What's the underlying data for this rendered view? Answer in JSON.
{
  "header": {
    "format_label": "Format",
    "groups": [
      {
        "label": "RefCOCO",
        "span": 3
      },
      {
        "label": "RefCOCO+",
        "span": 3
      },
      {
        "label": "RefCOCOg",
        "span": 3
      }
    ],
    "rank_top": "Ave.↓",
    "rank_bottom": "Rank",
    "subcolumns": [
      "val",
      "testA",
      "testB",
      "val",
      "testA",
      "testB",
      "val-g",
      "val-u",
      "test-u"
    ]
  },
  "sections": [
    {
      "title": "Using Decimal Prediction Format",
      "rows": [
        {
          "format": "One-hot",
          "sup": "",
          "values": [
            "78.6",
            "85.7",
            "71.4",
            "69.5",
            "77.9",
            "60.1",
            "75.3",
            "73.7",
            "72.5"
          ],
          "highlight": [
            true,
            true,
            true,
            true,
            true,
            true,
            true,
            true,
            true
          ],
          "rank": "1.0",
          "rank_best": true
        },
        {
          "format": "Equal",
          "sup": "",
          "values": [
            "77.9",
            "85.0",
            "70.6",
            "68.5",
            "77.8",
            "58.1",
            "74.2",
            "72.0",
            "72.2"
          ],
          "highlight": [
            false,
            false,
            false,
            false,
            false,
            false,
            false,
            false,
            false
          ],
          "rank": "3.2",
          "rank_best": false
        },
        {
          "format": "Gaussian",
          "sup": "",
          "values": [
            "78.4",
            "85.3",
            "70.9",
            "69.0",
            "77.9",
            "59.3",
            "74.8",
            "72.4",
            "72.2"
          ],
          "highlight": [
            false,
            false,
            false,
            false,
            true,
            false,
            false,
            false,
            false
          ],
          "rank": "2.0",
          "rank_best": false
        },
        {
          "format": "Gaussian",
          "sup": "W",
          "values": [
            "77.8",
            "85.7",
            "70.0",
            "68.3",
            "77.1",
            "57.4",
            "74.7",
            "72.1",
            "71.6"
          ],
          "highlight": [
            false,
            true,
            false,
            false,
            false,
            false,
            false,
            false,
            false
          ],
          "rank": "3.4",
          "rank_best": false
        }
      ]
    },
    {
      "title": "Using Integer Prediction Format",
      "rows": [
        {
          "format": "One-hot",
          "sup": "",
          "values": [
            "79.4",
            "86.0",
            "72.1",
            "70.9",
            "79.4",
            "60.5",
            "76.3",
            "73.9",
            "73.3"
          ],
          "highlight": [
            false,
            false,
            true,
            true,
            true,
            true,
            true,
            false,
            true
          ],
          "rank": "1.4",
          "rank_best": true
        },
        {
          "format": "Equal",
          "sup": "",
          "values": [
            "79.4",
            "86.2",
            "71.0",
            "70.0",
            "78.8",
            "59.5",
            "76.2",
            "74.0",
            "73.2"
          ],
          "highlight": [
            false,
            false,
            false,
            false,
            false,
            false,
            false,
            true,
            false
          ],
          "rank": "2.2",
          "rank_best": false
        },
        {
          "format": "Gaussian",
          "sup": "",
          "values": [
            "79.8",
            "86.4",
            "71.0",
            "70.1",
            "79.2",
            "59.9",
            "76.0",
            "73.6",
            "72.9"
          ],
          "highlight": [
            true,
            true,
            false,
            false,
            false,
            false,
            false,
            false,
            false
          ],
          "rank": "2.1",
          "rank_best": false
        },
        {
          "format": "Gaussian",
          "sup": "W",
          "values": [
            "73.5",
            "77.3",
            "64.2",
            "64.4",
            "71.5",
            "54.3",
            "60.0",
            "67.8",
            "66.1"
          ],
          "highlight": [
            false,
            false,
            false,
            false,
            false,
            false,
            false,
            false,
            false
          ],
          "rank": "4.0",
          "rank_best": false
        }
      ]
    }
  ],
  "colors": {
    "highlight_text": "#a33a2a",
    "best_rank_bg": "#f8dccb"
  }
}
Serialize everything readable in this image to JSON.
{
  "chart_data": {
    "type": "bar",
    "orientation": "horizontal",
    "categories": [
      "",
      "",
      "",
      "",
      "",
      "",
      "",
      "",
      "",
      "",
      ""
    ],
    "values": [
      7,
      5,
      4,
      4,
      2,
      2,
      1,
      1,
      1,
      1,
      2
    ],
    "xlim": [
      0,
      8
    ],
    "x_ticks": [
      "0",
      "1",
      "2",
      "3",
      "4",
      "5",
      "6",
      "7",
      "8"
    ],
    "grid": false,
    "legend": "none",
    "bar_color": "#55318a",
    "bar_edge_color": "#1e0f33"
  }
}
+===+
#### [Stated goal]
Please quote the records above exactly, without skipping a line.

#### [Full response]
What's the underlying data for this rendered view? Answer in JSON.
{
  "header": {
    "format_label": "Format",
    "groups": [
      {
        "label": "RefCOCO",
        "span": 3
      },
      {
        "label": "RefCOCO+",
        "span": 3
      },
      {
        "label": "RefCOCOg",
        "span": 3
      }
    ],
    "rank_top": "Ave.↓",
    "rank_bottom": "Rank",
    "subcolumns": [
      "val",
      "testA",
      "testB",
      "val",
      "testA",
      "testB",
      "val-g",
      "val-u",
      "test-u"
    ]
  },
  "sections": [
    {
      "title": "Using Decimal Prediction Format",
      "rows": [
        {
          "format": "One-hot",
          "sup": "",
          "values": [
            "78.6",
            "85.7",
            "71.4",
            "69.5",
            "77.9",
            "60.1",
            "75.3",
            "73.7",
            "72.5"
          ],
          "highlight": [
            true,
            true,
            true,
            true,
            true,
            true,
            true,
            true,
            true
          ],
          "rank": "1.0",
          "rank_best": true
        },
        {
          "format": "Equal",
          "sup": "",
          "values": [
            "77.9",
            "85.0",
            "70.6",
            "68.5",
            "77.8",
            "58.1",
            "74.2",
            "72.0",
            "72.2"
          ],
          "highlight": [
            false,
            false,
            false,
            false,
            false,
            false,
            false,
            false,
            false
          ],
          "rank": "3.2",
          "rank_best": false
        },
        {
          "format": "Gaussian",
          "sup": "",
          "values": [
            "78.4",
            "85.3",
            "70.9",
            "69.0",
            "77.9",
            "59.3",
            "74.8",
            "72.4",
            "72.2"
          ],
          "highlight": [
            false,
            false,
            false,
            false,
            true,
            false,
            false,
            false,
            false
          ],
          "rank": "2.0",
          "rank_best": false
        },
        {
          "format": "Gaussian",
          "sup": "W",
          "values": [
            "77.8",
            "85.7",
            "70.0",
            "68.3",
            "77.1",
            "57.4",
            "74.7",
            "72.1",
            "71.6"
          ],
          "highlight": [
            false,
            true,
            false,
            false,
            false,
            false,
            false,
            false,
            false
          ],
          "rank": "3.4",
          "rank_best": false
        }
      ]
    },
    {
      "title": "Using Integer Prediction Format",
      "rows": [
        {
          "format": "One-hot",
          "sup": "",
          "values": [
            "79.4",
            "86.0",
            "72.1",
            "70.9",
            "79.4",
            "60.5",
            "76.3",
            "73.9",
            "73.3"
          ],
          "highlight": [
            false,
            false,
            true,
            true,
            true,
            true,
            true,
            false,
            true
          ],
          "rank": "1.4",
          "rank_best": true
        },
        {
          "format": "Equal",
          "sup": "",
          "values": [
            "79.4",
            "86.2",
            "71.0",
            "70.0",
            "78.8",
            "59.5",
            "76.2",
            "74.0",
            "73.2"
          ],
          "highlight": [
            false,
            false,
            false,
            false,
            false,
            false,
            false,
            true,
            false
          ],
          "rank": "2.2",
          "rank_best": false
        },
        {
          "format": "Gaussian",
          "sup": "",
          "values": [
            "79.8",
            "86.4",
            "71.0",
            "70.1",
            "79.2",
            "59.9",
            "76.0",
            "73.6",
            "72.9"
          ],
          "highlight": [
            true,
            true,
            false,
            false,
            false,
            false,
            false,
            false,
            false
          ],
          "rank": "2.1",
          "rank_best": false
        },
        {
          "format": "Gaussian",
          "sup": "W",
          "values": [
            "73.5",
            "77.3",
            "64.2",
            "64.4",
            "71.5",
            "54.3",
            "60.0",
            "67.8",
            "66.1"
          ],
          "highlight": [
            false,
            false,
            false,
            false,
            false,
            false,
            false,
            false,
            false
          ],
          "rank": "4.0",
          "rank_best": false
        }
      ]
    }
  ],
  "colors": {
    "highlight_text": "#a33a2a",
    "best_rank_bg": "#f8dccb"
  }
}
Serialize everything readable in this image to JSON.
{
  "chart_data": {
    "type": "bar",
    "orientation": "horizontal",
    "categories": [
      "",
      "",
      "",
      "",
      "",
      "",
      "",
      "",
      "",
      "",
      ""
    ],
    "values": [
      7,
      5,
      4,
      4,
      2,
      2,
      1,
      1,
      1,
      1,
      2
    ],
    "xlim": [
      0,
      8
    ],
    "x_ticks": [
      "0",
      "1",
      "2",
      "3",
      "4",
      "5",
      "6",
      "7",
      "8"
    ],
    "grid": false,
    "legend": "none",
    "bar_color": "#55318a",
    "bar_edge_color": "#1e0f33"
  }
}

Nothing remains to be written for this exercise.